**Problem to work on**
Exclude the pictures and return every line exactly as written.
>> Begin
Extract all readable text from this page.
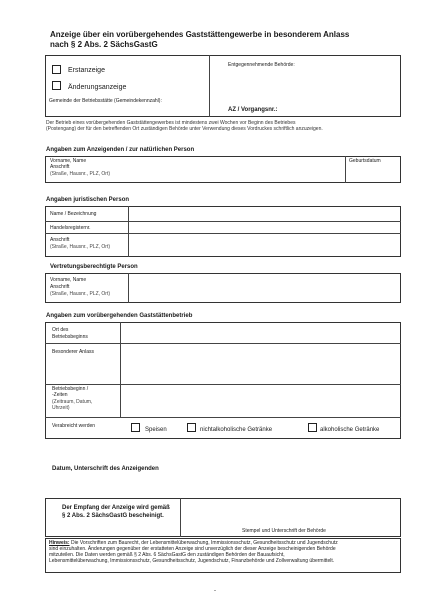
Anzeige über ein vorübergehendes Gaststättengewerbe in besonderem Anlass
nach § 2 Abs. 2 SächsGastG
Erstanzeige
Änderungsanzeige
Gemeinde der Betriebsstätte (Gemeindekennzahl):
Entgegennehmende Behörde:
AZ / Vorgangsnr.:
Der Betrieb eines vorübergehenden Gaststättengewerbes ist mindestens zwei Wochen vor Beginn des Betriebes
(Postengang) der für den betreffenden Ort zuständigen Behörde unter Verwendung dieses Vordruckes schriftlich anzuzeigen.
Angaben zum Anzeigenden / zur natürlichen Person
Vorname, Name
Anschrift
(Straße, Hausnr., PLZ, Ort)
Geburtsdatum
Angaben juristischen Person
Name / Bezeichnung
Handelsregisternr.
Anschrift
(Straße, Hausnr., PLZ, Ort)
Vertretungsberechtigte Person
Vorname, Name
Anschrift
(Straße, Hausnr., PLZ, Ort)
Angaben zum vorübergehenden Gaststättenbetrieb
Ort des
Betriebsbeginns
Besonderer Anlass
Betriebsbeginn /
-Zeiten
(Zeitraum, Datum,
Uhrzeit)
Verabreicht werden
Speisen	nichtalkoholische Getränke	alkoholische Getränke
Datum, Unterschrift des Anzeigenden
Der Empfang der Anzeige wird gemäß
§ 2 Abs. 2 SächsGastG bescheinigt.
Stempel und Unterschrift der Behörde
Hinweis: Die Vorschriften zum Baurecht, der Lebensmittelüberwachung, Immissionsschutz, Gesundheitsschutz und Jugendschutz
sind einzuhalten. Änderungen gegenüber der erstatteten Anzeige sind unverzüglich der dieser Anzeige bescheinigenden Behörde
mitzuteilen. Die Daten werden gemäß § 2 Abs. 6 SächsGastG den zuständigen Behörden der Bauaufsicht,
Lebensmittelüberwachung, Immissionsschutz, Gesundheitsschutz, Jugendschutz, Finanzbehörde und Zollverwaltung übermittelt.
-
>> End
**Output for this task**
Extract all readable text from this page.
Anzeige über ein vorübergehendes Gaststättengewerbe in besonderem Anlass
nach § 2 Abs. 2 SächsGastG
Erstanzeige
Änderungsanzeige
Gemeinde der Betriebsstätte (Gemeindekennzahl):
Entgegennehmende Behörde:
AZ / Vorgangsnr.:
Der Betrieb eines vorübergehenden Gaststättengewerbes ist mindestens zwei Wochen vor Beginn des Betriebes
(Postengang) der für den betreffenden Ort zuständigen Behörde unter Verwendung dieses Vordruckes schriftlich anzuzeigen.
Angaben zum Anzeigenden / zur natürlichen Person
Vorname, Name
Anschrift
(Straße, Hausnr., PLZ, Ort)
Geburtsdatum
Angaben juristischen Person
Name / Bezeichnung
Handelsregisternr.
Anschrift
(Straße, Hausnr., PLZ, Ort)
Vertretungsberechtigte Person
Vorname, Name
Anschrift
(Straße, Hausnr., PLZ, Ort)
Angaben zum vorübergehenden Gaststättenbetrieb
Ort des
Betriebsbeginns
Besonderer Anlass
Betriebsbeginn /
-Zeiten
(Zeitraum, Datum,
Uhrzeit)
Verabreicht werden
Speisen	nichtalkoholische Getränke	alkoholische Getränke
Datum, Unterschrift des Anzeigenden
Der Empfang der Anzeige wird gemäß
§ 2 Abs. 2 SächsGastG bescheinigt.
Stempel und Unterschrift der Behörde
Hinweis: Die Vorschriften zum Baurecht, der Lebensmittelüberwachung, Immissionsschutz, Gesundheitsschutz und Jugendschutz
sind einzuhalten. Änderungen gegenüber der erstatteten Anzeige sind unverzüglich der dieser Anzeige bescheinigenden Behörde
mitzuteilen. Die Daten werden gemäß § 2 Abs. 6 SächsGastG den zuständigen Behörden der Bauaufsicht,
Lebensmittelüberwachung, Immissionsschutz, Gesundheitsschutz, Jugendschutz, Finanzbehörde und Zollverwaltung übermittelt.
-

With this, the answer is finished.